What this task involves »
Would you extract the whole listing below and retype it exactly?

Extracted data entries
## begin

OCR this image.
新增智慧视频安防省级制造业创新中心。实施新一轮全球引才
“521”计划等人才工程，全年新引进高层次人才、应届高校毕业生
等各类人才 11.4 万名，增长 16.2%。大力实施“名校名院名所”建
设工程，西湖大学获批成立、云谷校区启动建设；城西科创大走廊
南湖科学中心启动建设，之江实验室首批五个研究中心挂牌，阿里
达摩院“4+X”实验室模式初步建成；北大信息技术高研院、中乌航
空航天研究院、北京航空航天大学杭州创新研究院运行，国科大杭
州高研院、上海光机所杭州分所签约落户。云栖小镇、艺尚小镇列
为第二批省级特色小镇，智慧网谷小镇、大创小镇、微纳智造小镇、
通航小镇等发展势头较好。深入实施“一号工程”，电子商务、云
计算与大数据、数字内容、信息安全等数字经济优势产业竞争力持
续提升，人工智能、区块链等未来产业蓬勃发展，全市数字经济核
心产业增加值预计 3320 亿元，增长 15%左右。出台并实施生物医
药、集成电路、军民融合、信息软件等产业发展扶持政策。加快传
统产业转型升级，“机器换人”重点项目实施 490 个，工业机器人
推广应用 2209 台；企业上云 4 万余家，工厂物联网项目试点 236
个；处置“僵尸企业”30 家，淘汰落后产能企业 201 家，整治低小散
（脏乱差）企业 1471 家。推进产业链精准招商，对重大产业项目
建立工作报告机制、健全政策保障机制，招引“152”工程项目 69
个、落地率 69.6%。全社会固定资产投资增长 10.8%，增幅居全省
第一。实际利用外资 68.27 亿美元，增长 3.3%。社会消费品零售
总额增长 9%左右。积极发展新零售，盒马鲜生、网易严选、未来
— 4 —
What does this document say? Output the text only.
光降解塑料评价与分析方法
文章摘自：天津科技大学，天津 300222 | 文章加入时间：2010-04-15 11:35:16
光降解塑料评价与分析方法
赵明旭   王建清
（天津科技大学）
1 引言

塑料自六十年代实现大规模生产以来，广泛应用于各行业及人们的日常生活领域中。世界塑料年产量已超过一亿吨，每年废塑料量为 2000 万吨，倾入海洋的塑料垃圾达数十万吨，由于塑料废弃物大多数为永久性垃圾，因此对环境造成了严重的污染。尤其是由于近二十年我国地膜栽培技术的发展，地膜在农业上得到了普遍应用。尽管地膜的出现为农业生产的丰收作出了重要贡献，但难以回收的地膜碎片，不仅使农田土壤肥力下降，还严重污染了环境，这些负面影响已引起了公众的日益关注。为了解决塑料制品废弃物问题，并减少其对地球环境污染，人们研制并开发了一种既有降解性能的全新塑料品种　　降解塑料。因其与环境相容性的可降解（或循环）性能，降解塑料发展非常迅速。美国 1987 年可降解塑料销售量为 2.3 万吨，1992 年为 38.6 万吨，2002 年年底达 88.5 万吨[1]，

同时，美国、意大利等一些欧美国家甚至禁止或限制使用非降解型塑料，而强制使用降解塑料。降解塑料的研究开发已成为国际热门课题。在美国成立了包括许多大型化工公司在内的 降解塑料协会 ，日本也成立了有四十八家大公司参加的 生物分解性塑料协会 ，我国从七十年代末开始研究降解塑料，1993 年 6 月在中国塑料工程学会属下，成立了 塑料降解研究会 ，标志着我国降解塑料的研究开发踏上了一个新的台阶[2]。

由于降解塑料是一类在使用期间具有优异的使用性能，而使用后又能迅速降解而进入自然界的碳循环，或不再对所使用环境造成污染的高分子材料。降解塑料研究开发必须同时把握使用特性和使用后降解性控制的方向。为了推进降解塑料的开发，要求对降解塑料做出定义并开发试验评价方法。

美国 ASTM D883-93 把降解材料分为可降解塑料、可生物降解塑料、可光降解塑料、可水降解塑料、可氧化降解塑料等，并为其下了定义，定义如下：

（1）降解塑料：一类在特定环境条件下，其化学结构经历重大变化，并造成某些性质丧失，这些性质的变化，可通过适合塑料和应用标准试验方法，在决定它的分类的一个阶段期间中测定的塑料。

## end

Solution to the exercise »
OCR this image.
新增智慧视频安防省级制造业创新中心。实施新一轮全球引才
“521”计划等人才工程，全年新引进高层次人才、应届高校毕业生
等各类人才 11.4 万名，增长 16.2%。大力实施“名校名院名所”建
设工程，西湖大学获批成立、云谷校区启动建设；城西科创大走廊
南湖科学中心启动建设，之江实验室首批五个研究中心挂牌，阿里
达摩院“4+X”实验室模式初步建成；北大信息技术高研院、中乌航
空航天研究院、北京航空航天大学杭州创新研究院运行，国科大杭
州高研院、上海光机所杭州分所签约落户。云栖小镇、艺尚小镇列
为第二批省级特色小镇，智慧网谷小镇、大创小镇、微纳智造小镇、
通航小镇等发展势头较好。深入实施“一号工程”，电子商务、云
计算与大数据、数字内容、信息安全等数字经济优势产业竞争力持
续提升，人工智能、区块链等未来产业蓬勃发展，全市数字经济核
心产业增加值预计 3320 亿元，增长 15%左右。出台并实施生物医
药、集成电路、军民融合、信息软件等产业发展扶持政策。加快传
统产业转型升级，“机器换人”重点项目实施 490 个，工业机器人
推广应用 2209 台；企业上云 4 万余家，工厂物联网项目试点 236
个；处置“僵尸企业”30 家，淘汰落后产能企业 201 家，整治低小散
（脏乱差）企业 1471 家。推进产业链精准招商，对重大产业项目
建立工作报告机制、健全政策保障机制，招引“152”工程项目 69
个、落地率 69.6%。全社会固定资产投资增长 10.8%，增幅居全省
第一。实际利用外资 68.27 亿美元，增长 3.3%。社会消费品零售
总额增长 9%左右。积极发展新零售，盒马鲜生、网易严选、未来
— 4 —
What does this document say? Output the text only.
光降解塑料评价与分析方法
文章摘自：天津科技大学，天津 300222 | 文章加入时间：2010-04-15 11:35:16
光降解塑料评价与分析方法
赵明旭   王建清
（天津科技大学）
1 引言

塑料自六十年代实现大规模生产以来，广泛应用于各行业及人们的日常生活领域中。世界塑料年产量已超过一亿吨，每年废塑料量为 2000 万吨，倾入海洋的塑料垃圾达数十万吨，由于塑料废弃物大多数为永久性垃圾，因此对环境造成了严重的污染。尤其是由于近二十年我国地膜栽培技术的发展，地膜在农业上得到了普遍应用。尽管地膜的出现为农业生产的丰收作出了重要贡献，但难以回收的地膜碎片，不仅使农田土壤肥力下降，还严重污染了环境，这些负面影响已引起了公众的日益关注。为了解决塑料制品废弃物问题，并减少其对地球环境污染，人们研制并开发了一种既有降解性能的全新塑料品种　　降解塑料。因其与环境相容性的可降解（或循环）性能，降解塑料发展非常迅速。美国 1987 年可降解塑料销售量为 2.3 万吨，1992 年为 38.6 万吨，2002 年年底达 88.5 万吨[1]，

同时，美国、意大利等一些欧美国家甚至禁止或限制使用非降解型塑料，而强制使用降解塑料。降解塑料的研究开发已成为国际热门课题。在美国成立了包括许多大型化工公司在内的 降解塑料协会 ，日本也成立了有四十八家大公司参加的 生物分解性塑料协会 ，我国从七十年代末开始研究降解塑料，1993 年 6 月在中国塑料工程学会属下，成立了 塑料降解研究会 ，标志着我国降解塑料的研究开发踏上了一个新的台阶[2]。

由于降解塑料是一类在使用期间具有优异的使用性能，而使用后又能迅速降解而进入自然界的碳循环，或不再对所使用环境造成污染的高分子材料。降解塑料研究开发必须同时把握使用特性和使用后降解性控制的方向。为了推进降解塑料的开发，要求对降解塑料做出定义并开发试验评价方法。

美国 ASTM D883-93 把降解材料分为可降解塑料、可生物降解塑料、可光降解塑料、可水降解塑料、可氧化降解塑料等，并为其下了定义，定义如下：

（1）降解塑料：一类在特定环境条件下，其化学结构经历重大变化，并造成某些性质丧失，这些性质的变化，可通过适合塑料和应用标准试验方法，在决定它的分类的一个阶段期间中测定的塑料。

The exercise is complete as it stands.